Exercise goal: Every line of the records must be repeated exactly; pictures stay out.

Provided material:

============

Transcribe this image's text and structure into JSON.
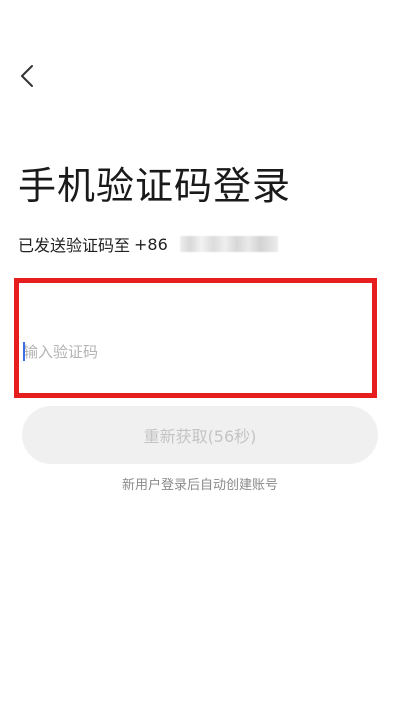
{
  "header": {
    "back_icon": "chevron-left-icon"
  },
  "main": {
    "title": "手机验证码登录",
    "sent_prefix": "已发送验证码至",
    "country_code": "+86",
    "code_input": {
      "value": "",
      "placeholder": "输入验证码"
    },
    "resend_button_label": "重新获取(56秒)",
    "new_user_hint": "新用户登录后自动创建账号"
  },
  "colors": {
    "highlight_border": "#e61e1e",
    "caret": "#3a6ee8",
    "disabled_button_bg": "#f0f0f0",
    "disabled_button_text": "#c4c4c4"
  }
}
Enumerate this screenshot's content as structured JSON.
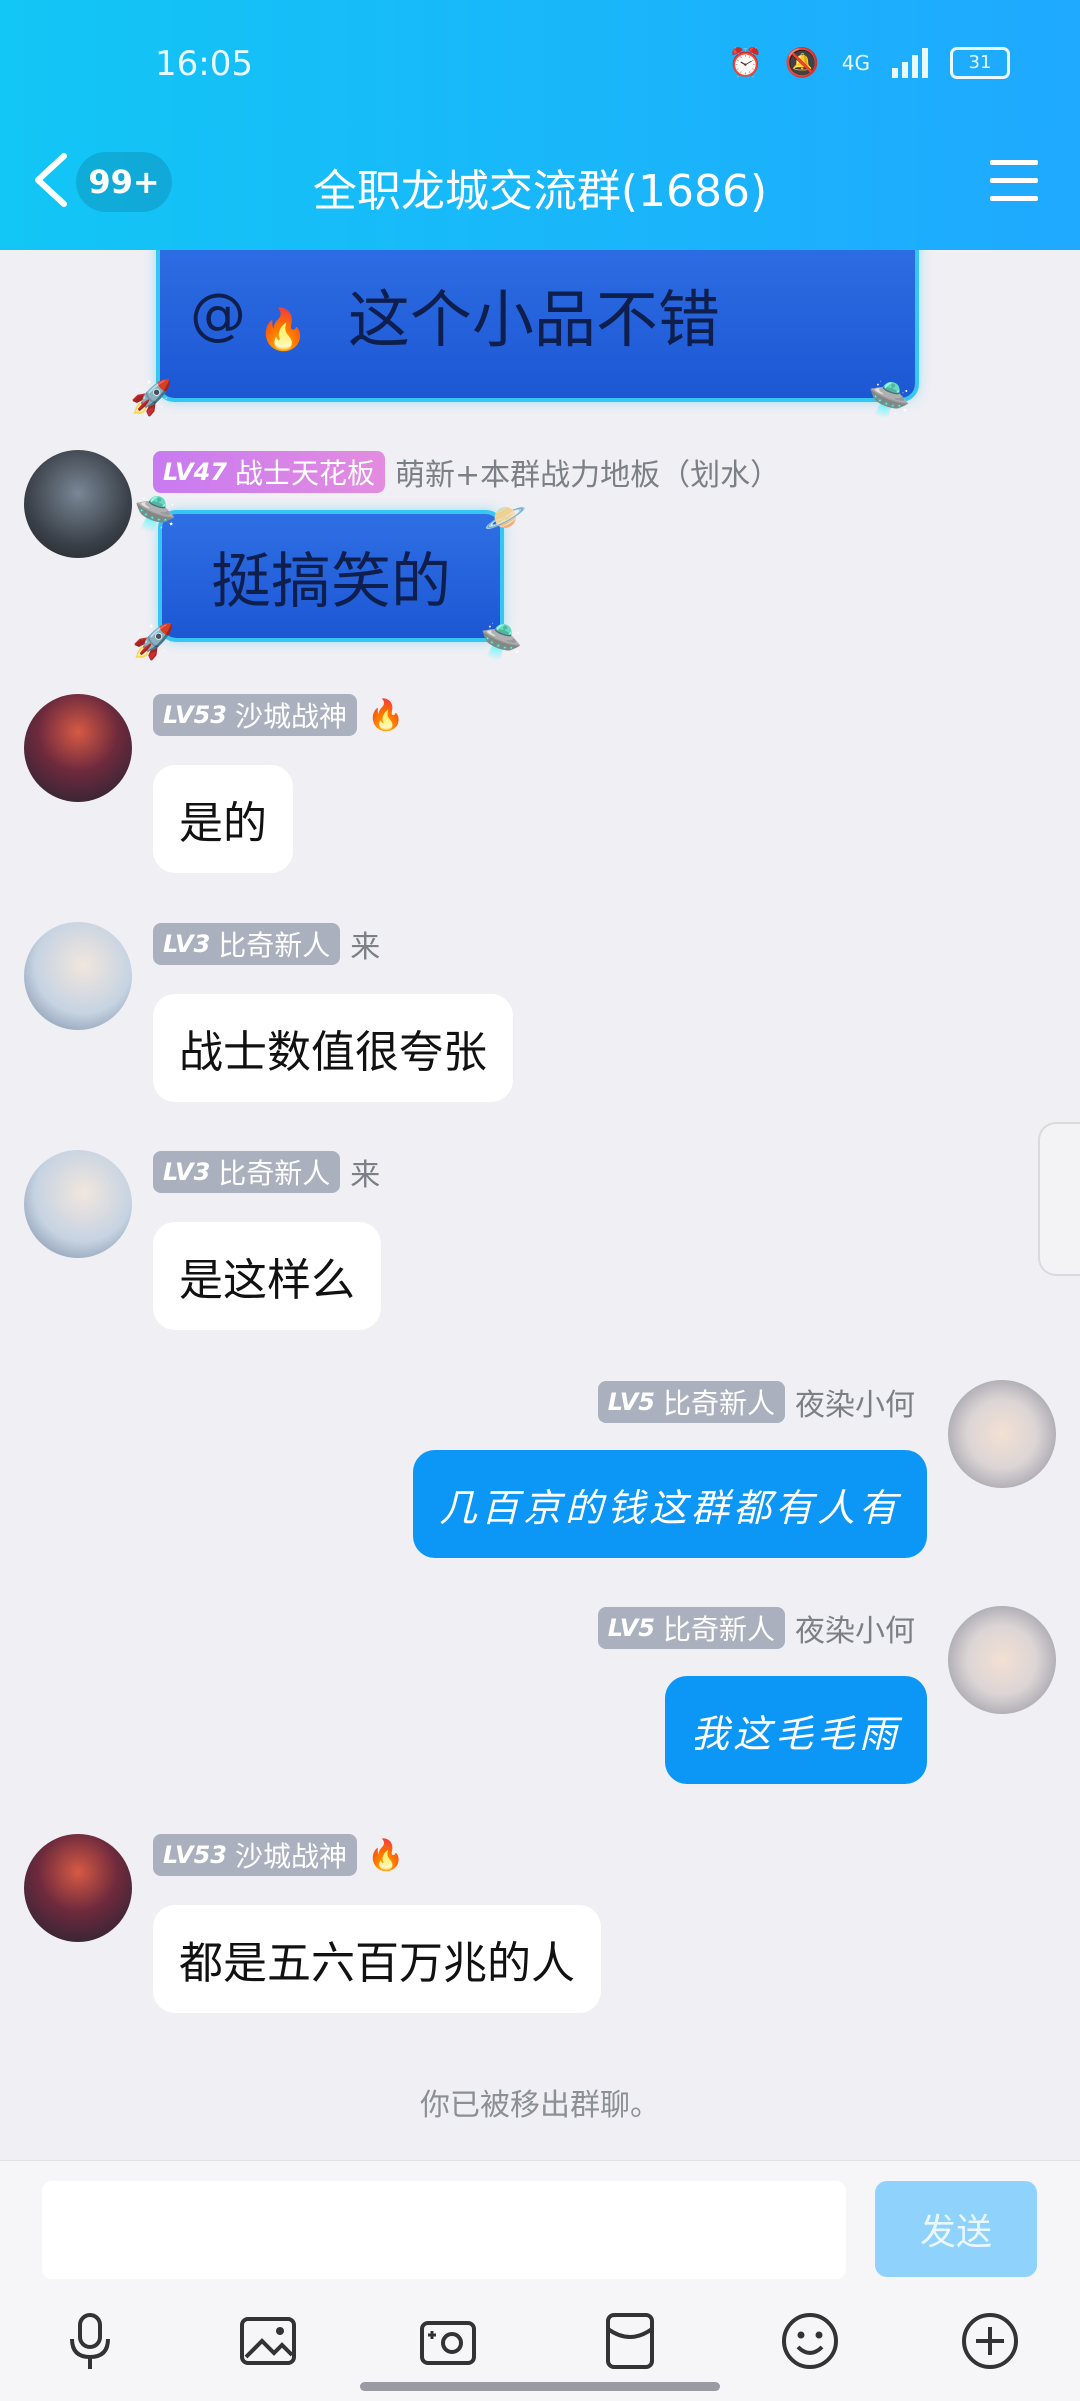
{
  "status_bar": {
    "time": "16:05",
    "network": "4G",
    "battery": "31"
  },
  "header": {
    "unread_badge": "99+",
    "title": "全职龙城交流群(1686)"
  },
  "messages": [
    {
      "type": "fancy",
      "text": "这个小品不错",
      "mention": "@"
    },
    {
      "sender": {
        "level": "LV47",
        "title": "战士天花板",
        "name": "萌新+本群战力地板（划水）"
      },
      "type": "fancy",
      "text": "挺搞笑的"
    },
    {
      "sender": {
        "level": "LV53",
        "title": "沙城战神",
        "name": ""
      },
      "text": "是的"
    },
    {
      "sender": {
        "level": "LV3",
        "title": "比奇新人",
        "name": "来"
      },
      "text": "战士数值很夸张"
    },
    {
      "sender": {
        "level": "LV3",
        "title": "比奇新人",
        "name": "来"
      },
      "text": "是这样么"
    },
    {
      "sender": {
        "level": "LV5",
        "title": "比奇新人",
        "name": "夜染小何"
      },
      "mine": true,
      "text": "几百京的钱这群都有人有"
    },
    {
      "sender": {
        "level": "LV5",
        "title": "比奇新人",
        "name": "夜染小何"
      },
      "mine": true,
      "text": "我这毛毛雨"
    },
    {
      "sender": {
        "level": "LV53",
        "title": "沙城战神",
        "name": ""
      },
      "text": "都是五六百万兆的人"
    }
  ],
  "system_note": "你已被移出群聊。",
  "input": {
    "placeholder": "",
    "send_label": "发送"
  },
  "colors": {
    "header_start": "#12c6f5",
    "header_end": "#1fa9ff",
    "my_bubble": "#0c96f5",
    "send_disabled": "#8fd2fb"
  }
}
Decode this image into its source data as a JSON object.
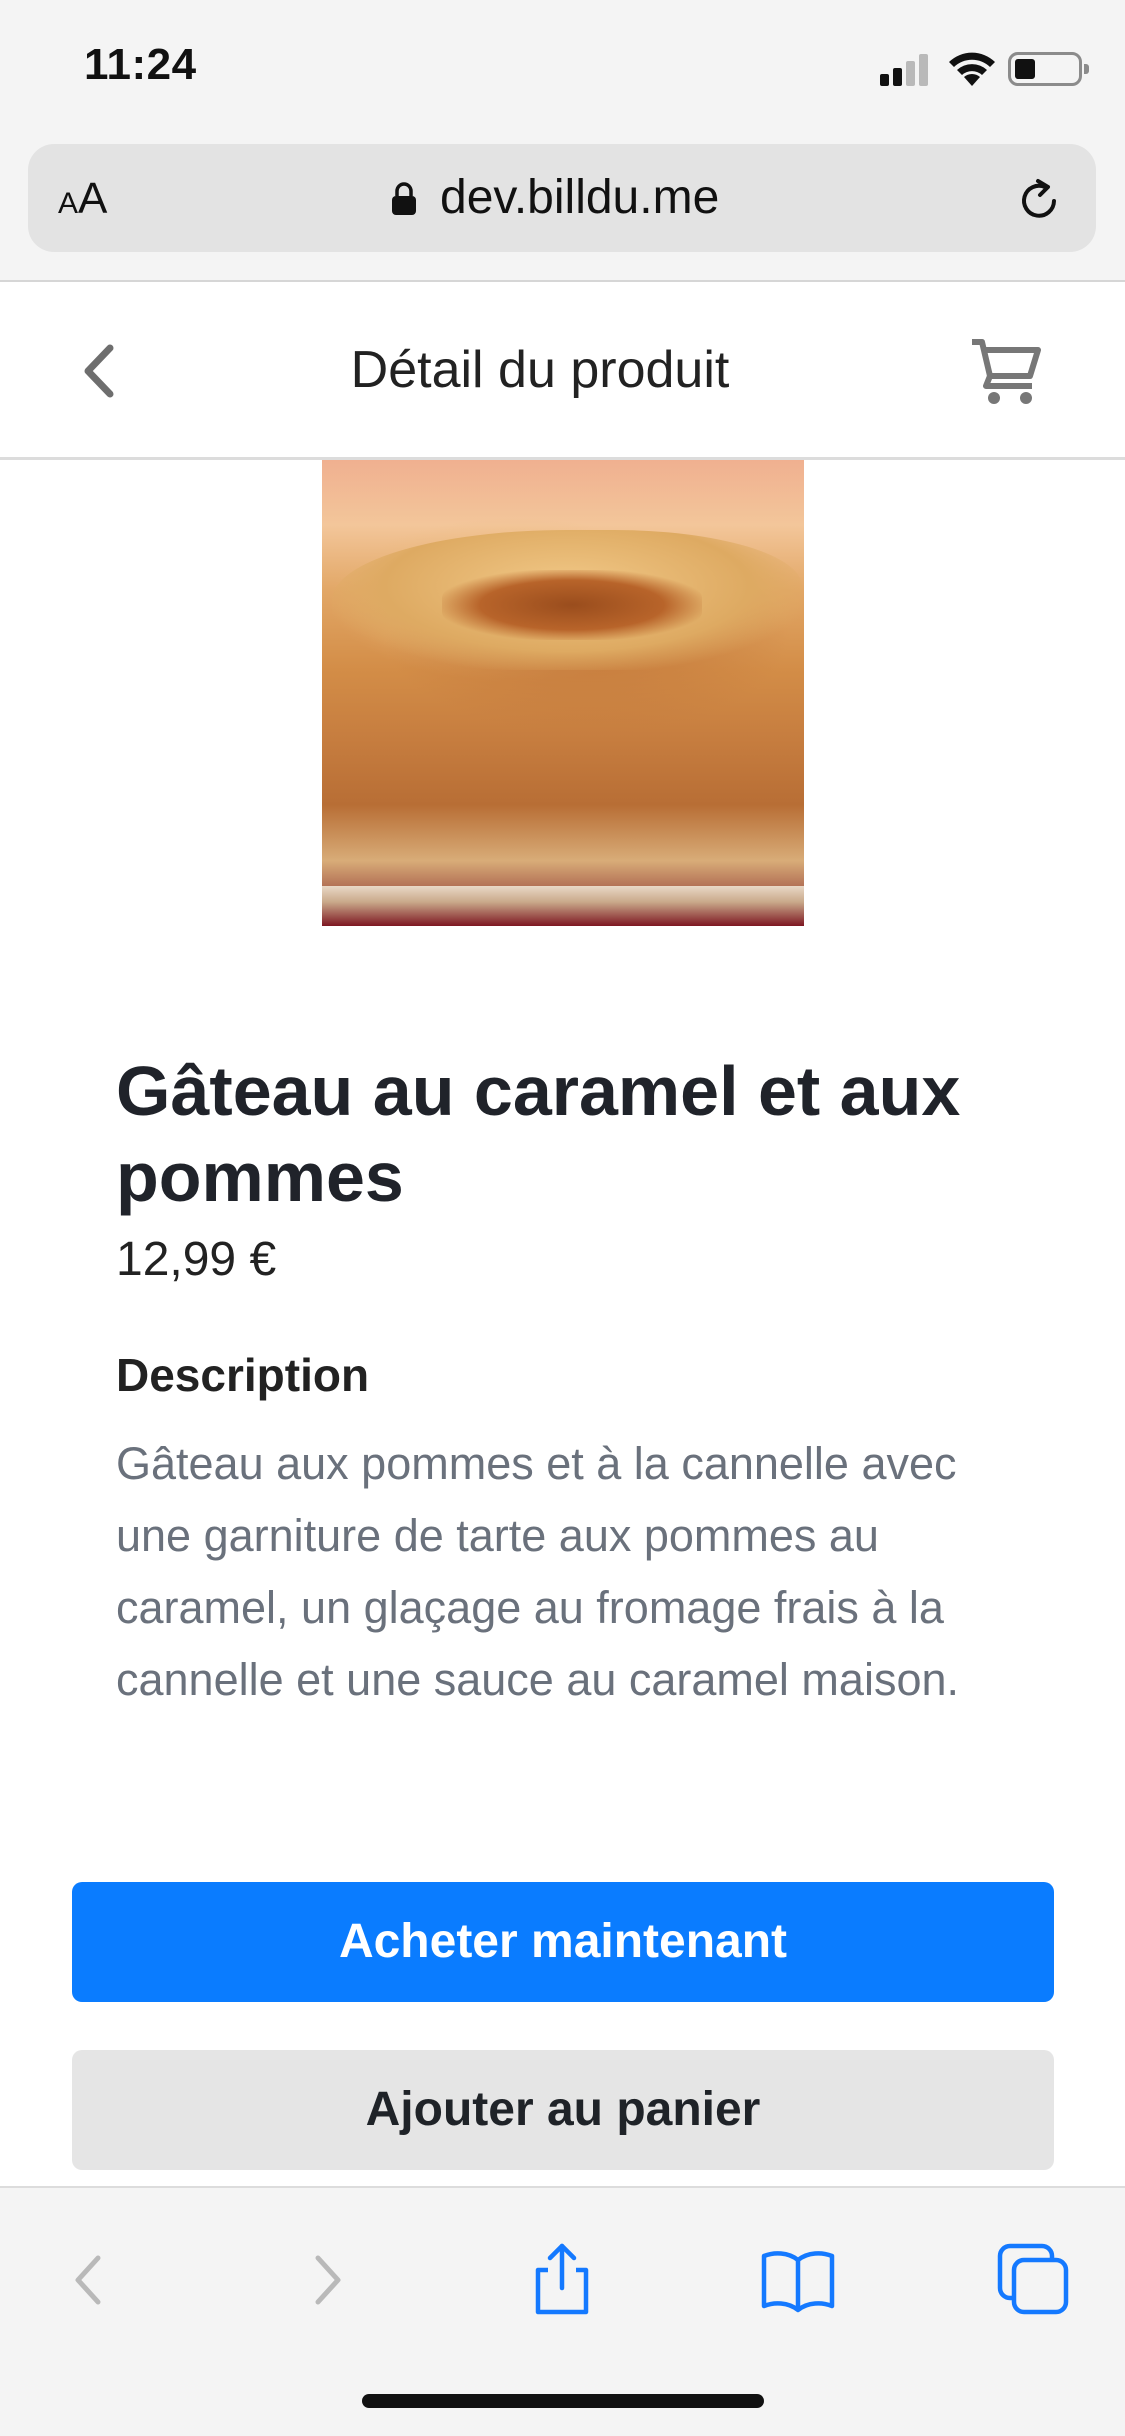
{
  "status_bar": {
    "time": "11:24"
  },
  "browser": {
    "text_size_label": "AA",
    "url": "dev.billdu.me"
  },
  "header": {
    "title": "Détail du produit",
    "icons": {
      "back": "chevron-left-icon",
      "cart": "cart-icon"
    }
  },
  "product": {
    "image_alt": "Gâteau au caramel et aux pommes",
    "name": "Gâteau au caramel et aux pommes",
    "price": "12,99 €",
    "description_label": "Description",
    "description": "Gâteau aux pommes et à la cannelle avec une garniture de tarte aux pommes au caramel, un glaçage au fromage frais à la cannelle et une sauce au caramel maison."
  },
  "actions": {
    "buy_now": "Acheter maintenant",
    "add_to_cart": "Ajouter au panier"
  },
  "toolbar": {
    "icons": [
      "back-icon",
      "forward-icon",
      "share-icon",
      "bookmarks-icon",
      "tabs-icon"
    ]
  },
  "colors": {
    "primary": "#0a7cff",
    "secondary_button": "#e5e5e5",
    "muted_text": "#6a717c",
    "safari_blue": "#1479ff",
    "disabled_gray": "#b9b9b9"
  }
}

============

Exercise output:
Transcribe this image's text and structure into JSON.
{
  "header": {
    "back_icon": "chevron-left-icon"
  },
  "main": {
    "title": "手机验证码登录",
    "sent_prefix": "已发送验证码至",
    "country_code": "+86",
    "code_input": {
      "value": "",
      "placeholder": "输入验证码"
    },
    "resend_button_label": "重新获取(56秒)",
    "new_user_hint": "新用户登录后自动创建账号"
  },
  "colors": {
    "highlight_border": "#e61e1e",
    "caret": "#3a6ee8",
    "disabled_button_bg": "#f0f0f0",
    "disabled_button_text": "#c4c4c4"
  }
}
Enumerate this screenshot's content as structured JSON.
{
  "status_bar": {
    "time": "16:05",
    "network": "4G",
    "battery": "31"
  },
  "header": {
    "unread_badge": "99+",
    "title": "全职龙城交流群(1686)"
  },
  "messages": [
    {
      "type": "fancy",
      "text": "这个小品不错",
      "mention": "@"
    },
    {
      "sender": {
        "level": "LV47",
        "title": "战士天花板",
        "name": "萌新+本群战力地板（划水）"
      },
      "type": "fancy",
      "text": "挺搞笑的"
    },
    {
      "sender": {
        "level": "LV53",
        "title": "沙城战神",
        "name": ""
      },
      "text": "是的"
    },
    {
      "sender": {
        "level": "LV3",
        "title": "比奇新人",
        "name": "来"
      },
      "text": "战士数值很夸张"
    },
    {
      "sender": {
        "level": "LV3",
        "title": "比奇新人",
        "name": "来"
      },
      "text": "是这样么"
    },
    {
      "sender": {
        "level": "LV5",
        "title": "比奇新人",
        "name": "夜染小何"
      },
      "mine": true,
      "text": "几百京的钱这群都有人有"
    },
    {
      "sender": {
        "level": "LV5",
        "title": "比奇新人",
        "name": "夜染小何"
      },
      "mine": true,
      "text": "我这毛毛雨"
    },
    {
      "sender": {
        "level": "LV53",
        "title": "沙城战神",
        "name": ""
      },
      "text": "都是五六百万兆的人"
    }
  ],
  "system_note": "你已被移出群聊。",
  "input": {
    "placeholder": "",
    "send_label": "发送"
  },
  "colors": {
    "header_start": "#12c6f5",
    "header_end": "#1fa9ff",
    "my_bubble": "#0c96f5",
    "send_disabled": "#8fd2fb"
  }
}
Decode this image into its source data as a JSON object.
{
  "status_bar": {
    "time": "11:24"
  },
  "browser": {
    "text_size_label": "AA",
    "url": "dev.billdu.me"
  },
  "header": {
    "title": "Détail du produit",
    "icons": {
      "back": "chevron-left-icon",
      "cart": "cart-icon"
    }
  },
  "product": {
    "image_alt": "Gâteau au caramel et aux pommes",
    "name": "Gâteau au caramel et aux pommes",
    "price": "12,99 €",
    "description_label": "Description",
    "description": "Gâteau aux pommes et à la cannelle avec une garniture de tarte aux pommes au caramel, un glaçage au fromage frais à la cannelle et une sauce au caramel maison."
  },
  "actions": {
    "buy_now": "Acheter maintenant",
    "add_to_cart": "Ajouter au panier"
  },
  "toolbar": {
    "icons": [
      "back-icon",
      "forward-icon",
      "share-icon",
      "bookmarks-icon",
      "tabs-icon"
    ]
  },
  "colors": {
    "primary": "#0a7cff",
    "secondary_button": "#e5e5e5",
    "muted_text": "#6a717c",
    "safari_blue": "#1479ff",
    "disabled_gray": "#b9b9b9"
  }
}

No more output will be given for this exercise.